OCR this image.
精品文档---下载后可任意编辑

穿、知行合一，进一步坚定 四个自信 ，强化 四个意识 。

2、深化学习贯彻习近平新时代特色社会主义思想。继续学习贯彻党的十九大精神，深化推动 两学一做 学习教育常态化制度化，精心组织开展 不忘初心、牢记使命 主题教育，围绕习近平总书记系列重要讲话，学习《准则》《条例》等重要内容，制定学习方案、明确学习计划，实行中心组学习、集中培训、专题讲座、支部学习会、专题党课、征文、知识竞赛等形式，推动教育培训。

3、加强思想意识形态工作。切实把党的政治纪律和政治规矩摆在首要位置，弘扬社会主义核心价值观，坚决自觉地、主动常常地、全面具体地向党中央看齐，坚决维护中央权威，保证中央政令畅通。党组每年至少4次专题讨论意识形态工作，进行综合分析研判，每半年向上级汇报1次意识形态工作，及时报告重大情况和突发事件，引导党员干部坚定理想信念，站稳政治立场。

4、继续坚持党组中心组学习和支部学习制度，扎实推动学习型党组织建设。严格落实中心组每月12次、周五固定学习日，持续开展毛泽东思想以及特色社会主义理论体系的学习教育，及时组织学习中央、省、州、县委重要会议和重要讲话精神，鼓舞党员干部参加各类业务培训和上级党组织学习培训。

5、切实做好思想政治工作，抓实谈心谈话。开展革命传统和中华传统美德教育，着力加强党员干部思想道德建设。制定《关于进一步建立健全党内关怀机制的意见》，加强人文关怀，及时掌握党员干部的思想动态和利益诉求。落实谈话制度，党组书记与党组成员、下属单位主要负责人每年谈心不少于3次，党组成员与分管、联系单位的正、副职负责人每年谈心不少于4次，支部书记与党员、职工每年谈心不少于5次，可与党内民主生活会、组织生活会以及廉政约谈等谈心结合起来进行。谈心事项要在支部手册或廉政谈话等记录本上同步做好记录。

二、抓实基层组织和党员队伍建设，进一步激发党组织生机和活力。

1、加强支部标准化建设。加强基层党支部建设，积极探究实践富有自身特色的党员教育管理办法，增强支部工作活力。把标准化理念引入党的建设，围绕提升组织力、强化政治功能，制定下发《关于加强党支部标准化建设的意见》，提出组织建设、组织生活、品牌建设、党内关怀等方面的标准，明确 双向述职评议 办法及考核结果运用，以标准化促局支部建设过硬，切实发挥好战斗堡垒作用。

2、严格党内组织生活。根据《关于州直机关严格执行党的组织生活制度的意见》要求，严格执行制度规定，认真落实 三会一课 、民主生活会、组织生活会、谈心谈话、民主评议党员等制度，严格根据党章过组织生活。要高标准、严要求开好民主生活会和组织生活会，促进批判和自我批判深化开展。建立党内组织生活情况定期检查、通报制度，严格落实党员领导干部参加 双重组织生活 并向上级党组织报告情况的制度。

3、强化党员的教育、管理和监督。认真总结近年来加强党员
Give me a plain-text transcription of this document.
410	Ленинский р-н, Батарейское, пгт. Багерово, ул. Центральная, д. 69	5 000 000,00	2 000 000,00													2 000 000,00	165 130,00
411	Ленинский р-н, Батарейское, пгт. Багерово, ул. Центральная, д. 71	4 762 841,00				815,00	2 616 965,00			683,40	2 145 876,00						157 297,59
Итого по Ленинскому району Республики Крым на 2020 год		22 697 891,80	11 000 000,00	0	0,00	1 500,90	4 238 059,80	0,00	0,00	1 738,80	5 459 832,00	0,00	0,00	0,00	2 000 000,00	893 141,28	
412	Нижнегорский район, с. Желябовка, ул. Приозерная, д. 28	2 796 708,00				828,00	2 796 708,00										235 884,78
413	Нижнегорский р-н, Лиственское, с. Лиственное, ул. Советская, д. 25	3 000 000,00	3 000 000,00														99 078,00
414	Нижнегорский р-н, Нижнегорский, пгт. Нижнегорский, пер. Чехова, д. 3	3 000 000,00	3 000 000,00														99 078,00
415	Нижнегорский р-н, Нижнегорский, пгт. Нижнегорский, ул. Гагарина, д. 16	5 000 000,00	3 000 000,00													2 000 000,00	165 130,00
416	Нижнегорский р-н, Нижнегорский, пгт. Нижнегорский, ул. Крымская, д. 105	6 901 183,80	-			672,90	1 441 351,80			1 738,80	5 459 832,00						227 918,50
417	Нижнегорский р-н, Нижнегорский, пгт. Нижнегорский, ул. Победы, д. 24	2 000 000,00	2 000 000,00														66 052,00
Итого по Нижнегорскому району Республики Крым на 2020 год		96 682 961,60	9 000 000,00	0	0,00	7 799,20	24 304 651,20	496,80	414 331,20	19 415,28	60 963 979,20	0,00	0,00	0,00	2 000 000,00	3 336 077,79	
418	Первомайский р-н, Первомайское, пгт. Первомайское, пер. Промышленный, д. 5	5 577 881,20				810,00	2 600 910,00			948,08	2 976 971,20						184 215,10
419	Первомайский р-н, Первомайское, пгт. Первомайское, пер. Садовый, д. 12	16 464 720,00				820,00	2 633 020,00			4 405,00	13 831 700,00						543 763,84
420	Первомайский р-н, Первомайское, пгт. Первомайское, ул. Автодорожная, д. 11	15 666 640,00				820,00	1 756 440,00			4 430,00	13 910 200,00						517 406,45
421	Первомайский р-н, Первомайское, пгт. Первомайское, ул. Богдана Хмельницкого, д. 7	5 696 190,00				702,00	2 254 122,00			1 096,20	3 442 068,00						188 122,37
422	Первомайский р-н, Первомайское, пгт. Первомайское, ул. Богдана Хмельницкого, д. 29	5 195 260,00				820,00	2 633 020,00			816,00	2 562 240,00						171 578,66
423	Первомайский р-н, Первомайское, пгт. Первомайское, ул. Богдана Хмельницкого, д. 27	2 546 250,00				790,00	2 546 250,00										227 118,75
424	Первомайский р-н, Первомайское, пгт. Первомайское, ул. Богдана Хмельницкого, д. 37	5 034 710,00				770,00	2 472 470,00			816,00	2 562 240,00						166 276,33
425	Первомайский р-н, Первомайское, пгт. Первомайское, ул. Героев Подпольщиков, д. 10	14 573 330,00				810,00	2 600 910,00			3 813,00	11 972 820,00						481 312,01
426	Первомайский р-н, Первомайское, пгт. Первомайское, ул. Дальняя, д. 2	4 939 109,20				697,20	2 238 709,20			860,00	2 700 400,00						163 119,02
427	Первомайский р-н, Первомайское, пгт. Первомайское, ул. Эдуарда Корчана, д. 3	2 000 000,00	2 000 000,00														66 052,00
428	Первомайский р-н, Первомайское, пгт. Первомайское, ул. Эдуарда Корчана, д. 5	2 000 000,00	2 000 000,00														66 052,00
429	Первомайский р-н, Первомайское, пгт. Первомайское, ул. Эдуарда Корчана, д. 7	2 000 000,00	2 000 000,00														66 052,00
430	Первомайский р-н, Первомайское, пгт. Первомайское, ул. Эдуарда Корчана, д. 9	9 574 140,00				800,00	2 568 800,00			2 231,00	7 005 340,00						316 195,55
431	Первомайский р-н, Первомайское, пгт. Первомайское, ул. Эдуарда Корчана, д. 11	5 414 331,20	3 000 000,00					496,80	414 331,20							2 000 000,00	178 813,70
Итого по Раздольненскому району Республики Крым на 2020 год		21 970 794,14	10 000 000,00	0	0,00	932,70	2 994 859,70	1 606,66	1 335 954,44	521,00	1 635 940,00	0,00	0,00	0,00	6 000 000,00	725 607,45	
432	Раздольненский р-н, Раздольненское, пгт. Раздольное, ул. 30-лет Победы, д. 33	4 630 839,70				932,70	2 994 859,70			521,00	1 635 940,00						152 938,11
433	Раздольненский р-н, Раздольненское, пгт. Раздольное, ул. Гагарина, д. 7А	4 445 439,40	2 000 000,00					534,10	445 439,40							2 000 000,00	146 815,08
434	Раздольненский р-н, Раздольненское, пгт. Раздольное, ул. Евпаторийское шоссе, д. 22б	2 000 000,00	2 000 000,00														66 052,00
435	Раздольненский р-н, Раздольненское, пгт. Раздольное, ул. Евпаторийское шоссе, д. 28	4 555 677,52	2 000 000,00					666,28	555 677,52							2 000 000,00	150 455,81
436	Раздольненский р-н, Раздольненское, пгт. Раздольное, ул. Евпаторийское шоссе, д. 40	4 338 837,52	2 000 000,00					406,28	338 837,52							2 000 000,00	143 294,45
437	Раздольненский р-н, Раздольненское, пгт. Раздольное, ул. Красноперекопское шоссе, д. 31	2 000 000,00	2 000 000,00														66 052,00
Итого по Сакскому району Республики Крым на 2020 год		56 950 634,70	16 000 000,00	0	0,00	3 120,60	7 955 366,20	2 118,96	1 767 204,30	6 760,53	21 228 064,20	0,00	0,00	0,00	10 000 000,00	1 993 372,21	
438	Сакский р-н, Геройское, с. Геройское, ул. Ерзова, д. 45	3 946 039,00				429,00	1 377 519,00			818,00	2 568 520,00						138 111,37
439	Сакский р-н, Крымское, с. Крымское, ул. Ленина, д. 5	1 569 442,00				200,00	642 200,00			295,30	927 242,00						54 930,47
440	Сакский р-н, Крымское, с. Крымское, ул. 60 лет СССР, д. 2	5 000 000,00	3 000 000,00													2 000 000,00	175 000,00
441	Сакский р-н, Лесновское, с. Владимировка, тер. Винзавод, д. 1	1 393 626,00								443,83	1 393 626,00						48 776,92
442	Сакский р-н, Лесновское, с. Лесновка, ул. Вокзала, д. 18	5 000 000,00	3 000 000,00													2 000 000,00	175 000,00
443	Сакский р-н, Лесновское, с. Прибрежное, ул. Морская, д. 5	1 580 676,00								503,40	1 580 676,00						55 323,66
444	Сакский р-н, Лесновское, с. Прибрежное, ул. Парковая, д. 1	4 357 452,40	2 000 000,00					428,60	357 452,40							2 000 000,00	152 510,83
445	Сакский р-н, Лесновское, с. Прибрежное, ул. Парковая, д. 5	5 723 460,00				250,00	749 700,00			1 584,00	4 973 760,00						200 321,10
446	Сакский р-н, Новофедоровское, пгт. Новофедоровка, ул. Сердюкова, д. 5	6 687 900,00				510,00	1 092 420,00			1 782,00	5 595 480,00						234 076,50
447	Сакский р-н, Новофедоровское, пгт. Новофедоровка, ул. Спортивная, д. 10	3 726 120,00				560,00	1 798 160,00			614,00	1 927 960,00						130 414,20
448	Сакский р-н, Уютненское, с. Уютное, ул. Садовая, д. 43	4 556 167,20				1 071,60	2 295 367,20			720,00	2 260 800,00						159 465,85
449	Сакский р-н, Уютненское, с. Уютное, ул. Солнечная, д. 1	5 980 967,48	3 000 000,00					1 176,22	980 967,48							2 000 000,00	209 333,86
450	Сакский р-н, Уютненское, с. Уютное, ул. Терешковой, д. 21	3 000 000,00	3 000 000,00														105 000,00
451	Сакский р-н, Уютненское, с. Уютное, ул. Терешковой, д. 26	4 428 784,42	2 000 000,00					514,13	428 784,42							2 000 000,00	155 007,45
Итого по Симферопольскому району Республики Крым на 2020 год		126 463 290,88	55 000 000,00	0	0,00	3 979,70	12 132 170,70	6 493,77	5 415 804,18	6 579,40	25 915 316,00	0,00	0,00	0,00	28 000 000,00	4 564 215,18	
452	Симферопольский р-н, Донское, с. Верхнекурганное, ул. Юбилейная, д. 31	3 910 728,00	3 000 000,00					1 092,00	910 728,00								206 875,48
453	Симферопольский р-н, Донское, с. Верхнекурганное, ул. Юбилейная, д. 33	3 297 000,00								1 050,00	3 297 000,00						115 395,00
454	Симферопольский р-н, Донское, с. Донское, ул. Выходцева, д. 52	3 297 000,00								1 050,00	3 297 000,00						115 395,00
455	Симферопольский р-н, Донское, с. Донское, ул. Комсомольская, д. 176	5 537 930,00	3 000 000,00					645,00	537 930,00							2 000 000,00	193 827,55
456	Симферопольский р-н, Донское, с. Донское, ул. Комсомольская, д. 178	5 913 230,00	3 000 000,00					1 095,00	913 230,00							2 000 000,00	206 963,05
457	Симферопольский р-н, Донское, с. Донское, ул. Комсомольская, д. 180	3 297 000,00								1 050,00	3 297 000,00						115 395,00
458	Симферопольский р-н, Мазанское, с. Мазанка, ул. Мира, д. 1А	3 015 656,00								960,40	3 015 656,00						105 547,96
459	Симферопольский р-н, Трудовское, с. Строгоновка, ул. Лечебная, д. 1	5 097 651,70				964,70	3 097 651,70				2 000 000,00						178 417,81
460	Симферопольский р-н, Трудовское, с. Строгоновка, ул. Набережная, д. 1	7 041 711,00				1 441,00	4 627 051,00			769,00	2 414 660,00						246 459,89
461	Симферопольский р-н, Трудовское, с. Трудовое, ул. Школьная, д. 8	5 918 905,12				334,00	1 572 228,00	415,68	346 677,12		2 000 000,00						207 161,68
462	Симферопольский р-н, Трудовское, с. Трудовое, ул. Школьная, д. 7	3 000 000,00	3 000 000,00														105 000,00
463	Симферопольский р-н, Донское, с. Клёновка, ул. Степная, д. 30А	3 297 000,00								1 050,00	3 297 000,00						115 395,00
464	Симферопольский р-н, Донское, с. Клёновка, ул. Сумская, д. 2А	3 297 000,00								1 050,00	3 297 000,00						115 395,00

● ● ● ● ●

Requirements: Extract all lines of the records above that include "Центральная".

Output below:
410	Ленинский р-н, Батарейское, пгт. Багерово, ул. Центральная, д. 69	5 000 000,00	2 000 000,00													2 000 000,00	165 130,00
411	Ленинский р-н, Батарейское, пгт. Багерово, ул. Центральная, д. 71	4 762 841,00				815,00	2 616 965,00			683,40	2 145 876,00						157 297,59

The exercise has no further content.